● **What needs to be done**: Write out the listing exactly as it is given.

● **Raw data**:
* START *
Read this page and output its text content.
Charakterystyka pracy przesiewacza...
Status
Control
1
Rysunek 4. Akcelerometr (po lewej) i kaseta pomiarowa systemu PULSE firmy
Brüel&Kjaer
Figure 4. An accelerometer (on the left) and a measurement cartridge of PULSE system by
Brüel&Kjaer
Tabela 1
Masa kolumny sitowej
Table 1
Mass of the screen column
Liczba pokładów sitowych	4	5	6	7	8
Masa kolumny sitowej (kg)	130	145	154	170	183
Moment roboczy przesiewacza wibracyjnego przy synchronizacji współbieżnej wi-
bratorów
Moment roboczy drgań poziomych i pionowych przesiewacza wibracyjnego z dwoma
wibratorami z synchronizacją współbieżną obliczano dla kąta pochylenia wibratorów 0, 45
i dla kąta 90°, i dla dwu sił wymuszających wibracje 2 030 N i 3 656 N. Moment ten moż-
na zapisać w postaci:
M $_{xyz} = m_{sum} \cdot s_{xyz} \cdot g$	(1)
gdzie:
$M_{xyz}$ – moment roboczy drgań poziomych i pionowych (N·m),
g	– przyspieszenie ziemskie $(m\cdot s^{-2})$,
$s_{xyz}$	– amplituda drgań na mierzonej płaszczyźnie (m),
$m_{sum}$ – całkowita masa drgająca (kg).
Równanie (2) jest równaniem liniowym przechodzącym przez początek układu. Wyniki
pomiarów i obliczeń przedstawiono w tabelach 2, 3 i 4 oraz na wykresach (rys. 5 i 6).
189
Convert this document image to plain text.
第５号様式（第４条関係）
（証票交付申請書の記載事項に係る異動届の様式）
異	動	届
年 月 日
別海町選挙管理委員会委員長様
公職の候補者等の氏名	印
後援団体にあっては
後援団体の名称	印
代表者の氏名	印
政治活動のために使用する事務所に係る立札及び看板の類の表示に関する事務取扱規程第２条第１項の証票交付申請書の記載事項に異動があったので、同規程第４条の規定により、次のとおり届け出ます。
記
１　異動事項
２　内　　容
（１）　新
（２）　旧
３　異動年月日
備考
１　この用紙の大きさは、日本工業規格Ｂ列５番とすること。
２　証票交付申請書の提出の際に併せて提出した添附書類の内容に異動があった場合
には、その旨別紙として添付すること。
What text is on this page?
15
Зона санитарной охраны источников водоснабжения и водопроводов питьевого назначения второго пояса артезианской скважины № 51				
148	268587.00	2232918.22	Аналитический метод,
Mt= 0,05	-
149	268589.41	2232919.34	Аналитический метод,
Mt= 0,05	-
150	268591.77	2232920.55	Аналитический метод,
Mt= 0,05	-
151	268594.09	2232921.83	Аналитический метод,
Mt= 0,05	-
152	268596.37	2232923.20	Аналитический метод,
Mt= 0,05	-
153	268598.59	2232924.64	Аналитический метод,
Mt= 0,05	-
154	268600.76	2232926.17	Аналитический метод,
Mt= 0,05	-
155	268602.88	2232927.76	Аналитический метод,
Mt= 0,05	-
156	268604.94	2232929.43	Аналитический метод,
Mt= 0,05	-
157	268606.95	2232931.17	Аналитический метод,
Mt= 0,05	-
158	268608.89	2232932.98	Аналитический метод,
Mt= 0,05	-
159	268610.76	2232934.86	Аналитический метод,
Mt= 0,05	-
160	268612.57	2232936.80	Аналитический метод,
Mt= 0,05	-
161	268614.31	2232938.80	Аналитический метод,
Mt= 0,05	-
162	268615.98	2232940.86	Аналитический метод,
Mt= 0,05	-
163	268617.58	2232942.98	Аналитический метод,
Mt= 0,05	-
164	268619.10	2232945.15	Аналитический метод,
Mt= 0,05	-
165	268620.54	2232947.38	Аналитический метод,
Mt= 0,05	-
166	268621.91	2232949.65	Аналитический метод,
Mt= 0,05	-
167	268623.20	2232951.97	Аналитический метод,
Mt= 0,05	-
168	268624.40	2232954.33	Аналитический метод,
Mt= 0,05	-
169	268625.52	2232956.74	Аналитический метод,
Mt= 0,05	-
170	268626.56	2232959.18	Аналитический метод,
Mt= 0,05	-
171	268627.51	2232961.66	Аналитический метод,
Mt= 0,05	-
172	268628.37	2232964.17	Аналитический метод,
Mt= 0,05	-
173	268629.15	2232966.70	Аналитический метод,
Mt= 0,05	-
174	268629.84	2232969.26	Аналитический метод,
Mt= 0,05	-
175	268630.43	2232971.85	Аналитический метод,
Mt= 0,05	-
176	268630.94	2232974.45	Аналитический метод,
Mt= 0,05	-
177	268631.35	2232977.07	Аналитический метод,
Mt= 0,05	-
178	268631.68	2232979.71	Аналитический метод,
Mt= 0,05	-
* END *
● **Reply to the exercise**:
Read this page and output its text content.
Charakterystyka pracy przesiewacza...
Status
Control
1
Rysunek 4. Akcelerometr (po lewej) i kaseta pomiarowa systemu PULSE firmy
Brüel&Kjaer
Figure 4. An accelerometer (on the left) and a measurement cartridge of PULSE system by
Brüel&Kjaer
Tabela 1
Masa kolumny sitowej
Table 1
Mass of the screen column
Liczba pokładów sitowych	4	5	6	7	8
Masa kolumny sitowej (kg)	130	145	154	170	183
Moment roboczy przesiewacza wibracyjnego przy synchronizacji współbieżnej wi-
bratorów
Moment roboczy drgań poziomych i pionowych przesiewacza wibracyjnego z dwoma
wibratorami z synchronizacją współbieżną obliczano dla kąta pochylenia wibratorów 0, 45
i dla kąta 90°, i dla dwu sił wymuszających wibracje 2 030 N i 3 656 N. Moment ten moż-
na zapisać w postaci:
M $_{xyz} = m_{sum} \cdot s_{xyz} \cdot g$	(1)
gdzie:
$M_{xyz}$ – moment roboczy drgań poziomych i pionowych (N·m),
g	– przyspieszenie ziemskie $(m\cdot s^{-2})$,
$s_{xyz}$	– amplituda drgań na mierzonej płaszczyźnie (m),
$m_{sum}$ – całkowita masa drgająca (kg).
Równanie (2) jest równaniem liniowym przechodzącym przez początek układu. Wyniki
pomiarów i obliczeń przedstawiono w tabelach 2, 3 i 4 oraz na wykresach (rys. 5 i 6).
189
Convert this document image to plain text.
第５号様式（第４条関係）
（証票交付申請書の記載事項に係る異動届の様式）
異	動	届
年 月 日
別海町選挙管理委員会委員長様
公職の候補者等の氏名	印
後援団体にあっては
後援団体の名称	印
代表者の氏名	印
政治活動のために使用する事務所に係る立札及び看板の類の表示に関する事務取扱規程第２条第１項の証票交付申請書の記載事項に異動があったので、同規程第４条の規定により、次のとおり届け出ます。
記
１　異動事項
２　内　　容
（１）　新
（２）　旧
３　異動年月日
備考
１　この用紙の大きさは、日本工業規格Ｂ列５番とすること。
２　証票交付申請書の提出の際に併せて提出した添附書類の内容に異動があった場合
には、その旨別紙として添付すること。
What text is on this page?
15
Зона санитарной охраны источников водоснабжения и водопроводов питьевого назначения второго пояса артезианской скважины № 51				
148	268587.00	2232918.22	Аналитический метод,
Mt= 0,05	-
149	268589.41	2232919.34	Аналитический метод,
Mt= 0,05	-
150	268591.77	2232920.55	Аналитический метод,
Mt= 0,05	-
151	268594.09	2232921.83	Аналитический метод,
Mt= 0,05	-
152	268596.37	2232923.20	Аналитический метод,
Mt= 0,05	-
153	268598.59	2232924.64	Аналитический метод,
Mt= 0,05	-
154	268600.76	2232926.17	Аналитический метод,
Mt= 0,05	-
155	268602.88	2232927.76	Аналитический метод,
Mt= 0,05	-
156	268604.94	2232929.43	Аналитический метод,
Mt= 0,05	-
157	268606.95	2232931.17	Аналитический метод,
Mt= 0,05	-
158	268608.89	2232932.98	Аналитический метод,
Mt= 0,05	-
159	268610.76	2232934.86	Аналитический метод,
Mt= 0,05	-
160	268612.57	2232936.80	Аналитический метод,
Mt= 0,05	-
161	268614.31	2232938.80	Аналитический метод,
Mt= 0,05	-
162	268615.98	2232940.86	Аналитический метод,
Mt= 0,05	-
163	268617.58	2232942.98	Аналитический метод,
Mt= 0,05	-
164	268619.10	2232945.15	Аналитический метод,
Mt= 0,05	-
165	268620.54	2232947.38	Аналитический метод,
Mt= 0,05	-
166	268621.91	2232949.65	Аналитический метод,
Mt= 0,05	-
167	268623.20	2232951.97	Аналитический метод,
Mt= 0,05	-
168	268624.40	2232954.33	Аналитический метод,
Mt= 0,05	-
169	268625.52	2232956.74	Аналитический метод,
Mt= 0,05	-
170	268626.56	2232959.18	Аналитический метод,
Mt= 0,05	-
171	268627.51	2232961.66	Аналитический метод,
Mt= 0,05	-
172	268628.37	2232964.17	Аналитический метод,
Mt= 0,05	-
173	268629.15	2232966.70	Аналитический метод,
Mt= 0,05	-
174	268629.84	2232969.26	Аналитический метод,
Mt= 0,05	-
175	268630.43	2232971.85	Аналитический метод,
Mt= 0,05	-
176	268630.94	2232974.45	Аналитический метод,
Mt= 0,05	-
177	268631.35	2232977.07	Аналитический метод,
Mt= 0,05	-
178	268631.68	2232979.71	Аналитический метод,
Mt= 0,05	-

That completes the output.